### Data extract
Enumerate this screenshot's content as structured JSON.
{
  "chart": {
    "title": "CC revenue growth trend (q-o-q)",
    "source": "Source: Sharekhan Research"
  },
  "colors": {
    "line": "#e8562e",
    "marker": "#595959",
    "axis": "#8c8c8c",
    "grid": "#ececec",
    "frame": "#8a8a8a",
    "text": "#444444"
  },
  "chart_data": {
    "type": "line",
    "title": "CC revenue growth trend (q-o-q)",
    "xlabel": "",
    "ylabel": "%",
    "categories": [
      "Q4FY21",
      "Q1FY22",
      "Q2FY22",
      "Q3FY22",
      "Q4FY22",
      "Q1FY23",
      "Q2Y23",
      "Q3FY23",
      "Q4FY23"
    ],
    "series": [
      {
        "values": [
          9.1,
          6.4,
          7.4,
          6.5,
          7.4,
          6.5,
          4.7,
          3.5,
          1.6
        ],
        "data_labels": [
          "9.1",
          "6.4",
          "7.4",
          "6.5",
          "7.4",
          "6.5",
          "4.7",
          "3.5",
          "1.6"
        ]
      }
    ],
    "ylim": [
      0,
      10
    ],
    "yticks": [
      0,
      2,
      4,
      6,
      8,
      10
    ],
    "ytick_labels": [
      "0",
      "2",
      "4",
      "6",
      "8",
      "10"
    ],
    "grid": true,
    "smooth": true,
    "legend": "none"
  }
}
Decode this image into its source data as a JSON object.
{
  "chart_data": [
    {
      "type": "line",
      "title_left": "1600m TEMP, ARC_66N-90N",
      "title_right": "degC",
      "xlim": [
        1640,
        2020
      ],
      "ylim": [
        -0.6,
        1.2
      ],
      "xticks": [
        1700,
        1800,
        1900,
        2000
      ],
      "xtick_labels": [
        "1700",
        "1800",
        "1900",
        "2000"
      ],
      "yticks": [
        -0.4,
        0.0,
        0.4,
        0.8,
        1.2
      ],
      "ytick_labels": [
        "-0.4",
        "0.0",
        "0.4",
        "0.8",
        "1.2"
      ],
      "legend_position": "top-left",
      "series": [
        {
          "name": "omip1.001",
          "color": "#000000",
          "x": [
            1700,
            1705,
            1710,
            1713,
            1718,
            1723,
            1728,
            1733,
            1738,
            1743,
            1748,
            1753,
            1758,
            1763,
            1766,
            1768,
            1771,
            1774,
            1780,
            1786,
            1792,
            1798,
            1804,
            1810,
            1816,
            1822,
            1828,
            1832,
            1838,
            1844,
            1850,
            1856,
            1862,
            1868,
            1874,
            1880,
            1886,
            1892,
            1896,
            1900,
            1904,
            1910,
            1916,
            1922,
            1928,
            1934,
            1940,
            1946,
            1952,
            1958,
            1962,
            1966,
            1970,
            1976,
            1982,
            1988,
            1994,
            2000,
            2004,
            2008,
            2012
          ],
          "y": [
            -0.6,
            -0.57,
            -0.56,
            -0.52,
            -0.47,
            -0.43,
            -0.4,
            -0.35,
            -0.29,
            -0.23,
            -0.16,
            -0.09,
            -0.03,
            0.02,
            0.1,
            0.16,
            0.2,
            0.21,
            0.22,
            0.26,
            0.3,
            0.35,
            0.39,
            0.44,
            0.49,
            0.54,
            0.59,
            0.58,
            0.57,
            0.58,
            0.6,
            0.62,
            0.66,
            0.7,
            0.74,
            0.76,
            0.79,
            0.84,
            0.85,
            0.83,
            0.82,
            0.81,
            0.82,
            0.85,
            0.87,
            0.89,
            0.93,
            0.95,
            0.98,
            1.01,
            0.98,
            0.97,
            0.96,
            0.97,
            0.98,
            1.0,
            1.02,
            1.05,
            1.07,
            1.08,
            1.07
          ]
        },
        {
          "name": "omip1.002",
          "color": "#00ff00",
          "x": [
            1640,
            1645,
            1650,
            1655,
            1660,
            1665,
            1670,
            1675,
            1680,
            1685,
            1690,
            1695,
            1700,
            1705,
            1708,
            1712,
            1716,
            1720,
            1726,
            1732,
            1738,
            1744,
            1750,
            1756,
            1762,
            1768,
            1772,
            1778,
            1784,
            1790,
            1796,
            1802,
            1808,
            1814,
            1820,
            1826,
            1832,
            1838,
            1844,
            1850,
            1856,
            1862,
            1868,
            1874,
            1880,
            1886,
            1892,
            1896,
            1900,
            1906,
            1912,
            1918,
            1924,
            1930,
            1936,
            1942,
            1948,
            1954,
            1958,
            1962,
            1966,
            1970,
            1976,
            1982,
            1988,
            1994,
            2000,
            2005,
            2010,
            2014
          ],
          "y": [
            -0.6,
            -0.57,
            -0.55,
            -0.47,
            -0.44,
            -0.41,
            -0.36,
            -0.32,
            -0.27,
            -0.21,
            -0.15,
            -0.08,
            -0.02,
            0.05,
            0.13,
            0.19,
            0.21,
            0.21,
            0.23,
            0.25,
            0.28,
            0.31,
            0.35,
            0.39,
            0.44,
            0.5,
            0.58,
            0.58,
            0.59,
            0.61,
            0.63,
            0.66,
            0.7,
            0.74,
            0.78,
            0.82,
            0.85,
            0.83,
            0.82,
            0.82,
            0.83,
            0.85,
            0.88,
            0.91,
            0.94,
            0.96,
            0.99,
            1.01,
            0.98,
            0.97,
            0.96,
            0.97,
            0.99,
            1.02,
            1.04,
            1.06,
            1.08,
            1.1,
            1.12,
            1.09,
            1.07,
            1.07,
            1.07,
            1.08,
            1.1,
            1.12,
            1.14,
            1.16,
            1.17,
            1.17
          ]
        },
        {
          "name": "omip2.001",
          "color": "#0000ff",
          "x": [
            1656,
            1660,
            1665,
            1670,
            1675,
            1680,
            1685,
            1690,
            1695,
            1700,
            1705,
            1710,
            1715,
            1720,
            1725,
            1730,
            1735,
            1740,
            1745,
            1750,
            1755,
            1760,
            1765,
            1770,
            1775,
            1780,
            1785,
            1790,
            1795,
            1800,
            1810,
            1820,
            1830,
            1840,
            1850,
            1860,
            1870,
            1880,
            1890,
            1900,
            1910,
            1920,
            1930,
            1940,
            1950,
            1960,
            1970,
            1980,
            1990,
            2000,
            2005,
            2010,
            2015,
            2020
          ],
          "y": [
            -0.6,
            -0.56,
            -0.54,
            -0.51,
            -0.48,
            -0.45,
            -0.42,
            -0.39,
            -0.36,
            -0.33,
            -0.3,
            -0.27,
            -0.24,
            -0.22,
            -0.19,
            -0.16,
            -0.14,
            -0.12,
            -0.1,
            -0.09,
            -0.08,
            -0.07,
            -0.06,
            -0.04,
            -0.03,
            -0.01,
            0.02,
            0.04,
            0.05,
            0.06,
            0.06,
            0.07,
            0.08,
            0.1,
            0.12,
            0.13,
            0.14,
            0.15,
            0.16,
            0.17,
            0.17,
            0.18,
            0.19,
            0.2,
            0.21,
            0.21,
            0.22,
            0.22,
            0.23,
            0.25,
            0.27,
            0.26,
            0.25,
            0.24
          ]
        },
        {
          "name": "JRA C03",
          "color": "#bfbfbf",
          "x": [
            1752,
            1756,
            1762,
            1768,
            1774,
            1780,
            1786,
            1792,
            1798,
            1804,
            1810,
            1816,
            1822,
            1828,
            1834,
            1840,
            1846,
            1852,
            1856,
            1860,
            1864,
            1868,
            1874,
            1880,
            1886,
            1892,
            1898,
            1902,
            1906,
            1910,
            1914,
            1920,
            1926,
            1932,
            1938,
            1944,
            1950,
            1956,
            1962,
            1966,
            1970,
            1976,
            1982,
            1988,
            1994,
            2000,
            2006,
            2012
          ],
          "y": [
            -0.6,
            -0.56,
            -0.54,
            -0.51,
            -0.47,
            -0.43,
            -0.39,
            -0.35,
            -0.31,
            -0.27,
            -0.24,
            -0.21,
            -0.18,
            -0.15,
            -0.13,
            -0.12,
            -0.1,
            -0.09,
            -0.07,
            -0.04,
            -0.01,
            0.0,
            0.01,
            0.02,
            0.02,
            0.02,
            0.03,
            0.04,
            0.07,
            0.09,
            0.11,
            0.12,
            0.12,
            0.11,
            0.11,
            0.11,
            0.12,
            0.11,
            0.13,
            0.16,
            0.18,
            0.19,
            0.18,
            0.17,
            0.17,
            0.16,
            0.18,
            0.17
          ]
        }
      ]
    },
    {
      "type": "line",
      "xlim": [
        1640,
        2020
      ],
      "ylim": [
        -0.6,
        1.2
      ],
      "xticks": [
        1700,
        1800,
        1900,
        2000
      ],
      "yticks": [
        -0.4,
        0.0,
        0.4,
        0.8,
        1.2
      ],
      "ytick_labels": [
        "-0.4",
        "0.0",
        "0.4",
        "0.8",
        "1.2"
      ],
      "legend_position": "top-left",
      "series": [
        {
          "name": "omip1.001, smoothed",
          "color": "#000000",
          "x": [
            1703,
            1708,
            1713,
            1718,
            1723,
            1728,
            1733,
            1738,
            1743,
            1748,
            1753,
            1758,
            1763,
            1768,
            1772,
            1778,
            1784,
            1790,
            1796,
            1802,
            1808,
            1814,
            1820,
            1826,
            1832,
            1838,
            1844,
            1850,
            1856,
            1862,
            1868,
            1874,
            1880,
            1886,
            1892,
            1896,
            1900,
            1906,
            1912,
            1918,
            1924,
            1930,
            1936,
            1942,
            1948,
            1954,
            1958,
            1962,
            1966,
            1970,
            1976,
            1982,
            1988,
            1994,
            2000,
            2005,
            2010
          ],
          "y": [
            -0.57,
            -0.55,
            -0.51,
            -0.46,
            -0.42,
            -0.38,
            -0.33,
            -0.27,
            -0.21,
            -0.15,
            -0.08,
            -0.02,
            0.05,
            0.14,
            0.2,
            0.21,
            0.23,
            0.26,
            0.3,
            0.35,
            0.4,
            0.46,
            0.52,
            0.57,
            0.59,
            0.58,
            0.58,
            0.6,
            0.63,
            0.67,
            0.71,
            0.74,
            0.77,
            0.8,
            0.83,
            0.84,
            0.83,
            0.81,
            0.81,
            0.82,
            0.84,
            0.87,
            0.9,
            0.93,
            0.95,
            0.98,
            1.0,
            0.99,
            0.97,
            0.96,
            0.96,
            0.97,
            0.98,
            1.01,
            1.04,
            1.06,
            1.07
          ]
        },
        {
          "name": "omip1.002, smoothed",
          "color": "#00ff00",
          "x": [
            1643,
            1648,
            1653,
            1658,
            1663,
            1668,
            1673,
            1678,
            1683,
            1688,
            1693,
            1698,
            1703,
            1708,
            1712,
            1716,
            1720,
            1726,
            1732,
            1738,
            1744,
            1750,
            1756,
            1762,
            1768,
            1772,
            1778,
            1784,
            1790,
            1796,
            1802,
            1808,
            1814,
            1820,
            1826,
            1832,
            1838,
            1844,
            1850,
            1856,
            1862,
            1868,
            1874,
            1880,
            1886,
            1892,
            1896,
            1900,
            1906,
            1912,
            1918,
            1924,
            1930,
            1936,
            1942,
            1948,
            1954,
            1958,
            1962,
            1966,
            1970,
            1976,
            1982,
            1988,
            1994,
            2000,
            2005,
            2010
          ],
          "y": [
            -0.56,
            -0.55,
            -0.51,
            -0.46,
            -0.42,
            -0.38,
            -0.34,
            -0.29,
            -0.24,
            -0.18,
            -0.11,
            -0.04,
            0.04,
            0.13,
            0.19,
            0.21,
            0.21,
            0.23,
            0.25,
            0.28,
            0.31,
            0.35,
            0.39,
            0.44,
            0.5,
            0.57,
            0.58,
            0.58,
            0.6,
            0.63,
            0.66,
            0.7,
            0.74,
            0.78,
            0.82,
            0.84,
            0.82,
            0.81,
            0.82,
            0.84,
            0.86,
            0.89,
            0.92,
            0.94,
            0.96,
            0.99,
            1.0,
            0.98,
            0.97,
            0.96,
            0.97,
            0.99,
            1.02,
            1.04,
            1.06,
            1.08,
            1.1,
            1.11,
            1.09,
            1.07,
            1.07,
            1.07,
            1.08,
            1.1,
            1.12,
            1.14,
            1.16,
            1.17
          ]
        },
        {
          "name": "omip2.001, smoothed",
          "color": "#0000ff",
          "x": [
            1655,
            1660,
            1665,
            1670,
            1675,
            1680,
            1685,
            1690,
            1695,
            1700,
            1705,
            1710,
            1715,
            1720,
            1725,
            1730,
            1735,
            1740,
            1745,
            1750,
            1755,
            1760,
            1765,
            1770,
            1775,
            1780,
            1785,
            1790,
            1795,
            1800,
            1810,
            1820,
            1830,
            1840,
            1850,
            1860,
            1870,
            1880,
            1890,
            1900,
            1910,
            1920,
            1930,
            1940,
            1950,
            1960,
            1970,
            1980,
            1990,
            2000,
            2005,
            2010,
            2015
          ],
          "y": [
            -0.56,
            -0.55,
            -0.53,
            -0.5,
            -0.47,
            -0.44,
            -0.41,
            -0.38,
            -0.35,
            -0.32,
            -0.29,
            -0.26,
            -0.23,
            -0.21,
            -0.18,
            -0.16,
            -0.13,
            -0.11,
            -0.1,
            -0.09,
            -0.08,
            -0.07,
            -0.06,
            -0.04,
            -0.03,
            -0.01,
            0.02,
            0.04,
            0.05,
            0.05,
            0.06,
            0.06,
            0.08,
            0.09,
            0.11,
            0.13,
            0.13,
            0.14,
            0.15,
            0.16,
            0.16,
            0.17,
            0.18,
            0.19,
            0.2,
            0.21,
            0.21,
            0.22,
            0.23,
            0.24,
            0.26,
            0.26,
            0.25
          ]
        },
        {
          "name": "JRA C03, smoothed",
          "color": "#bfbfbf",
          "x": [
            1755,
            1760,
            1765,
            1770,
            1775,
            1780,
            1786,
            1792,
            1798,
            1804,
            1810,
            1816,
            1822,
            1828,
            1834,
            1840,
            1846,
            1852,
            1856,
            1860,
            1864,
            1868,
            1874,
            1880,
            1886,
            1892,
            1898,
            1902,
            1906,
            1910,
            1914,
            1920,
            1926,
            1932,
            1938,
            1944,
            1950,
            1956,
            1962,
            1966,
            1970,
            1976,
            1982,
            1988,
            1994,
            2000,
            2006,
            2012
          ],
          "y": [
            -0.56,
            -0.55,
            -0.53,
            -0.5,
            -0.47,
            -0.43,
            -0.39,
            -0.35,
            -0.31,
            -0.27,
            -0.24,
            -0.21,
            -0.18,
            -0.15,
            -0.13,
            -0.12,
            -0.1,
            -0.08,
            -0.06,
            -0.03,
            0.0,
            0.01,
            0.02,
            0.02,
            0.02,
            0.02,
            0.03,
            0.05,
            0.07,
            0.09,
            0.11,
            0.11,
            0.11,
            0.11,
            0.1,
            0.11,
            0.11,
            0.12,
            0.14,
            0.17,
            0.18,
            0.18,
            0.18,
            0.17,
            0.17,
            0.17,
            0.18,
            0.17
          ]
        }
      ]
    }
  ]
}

### Task to carry out
Identify every line where the string "smoothed" appears.

### Solution for this exercise
          "name": "omip1.001, smoothed",
          "name": "omip1.002, smoothed",
          "name": "omip2.001, smoothed",
          "name": "JRA C03, smoothed",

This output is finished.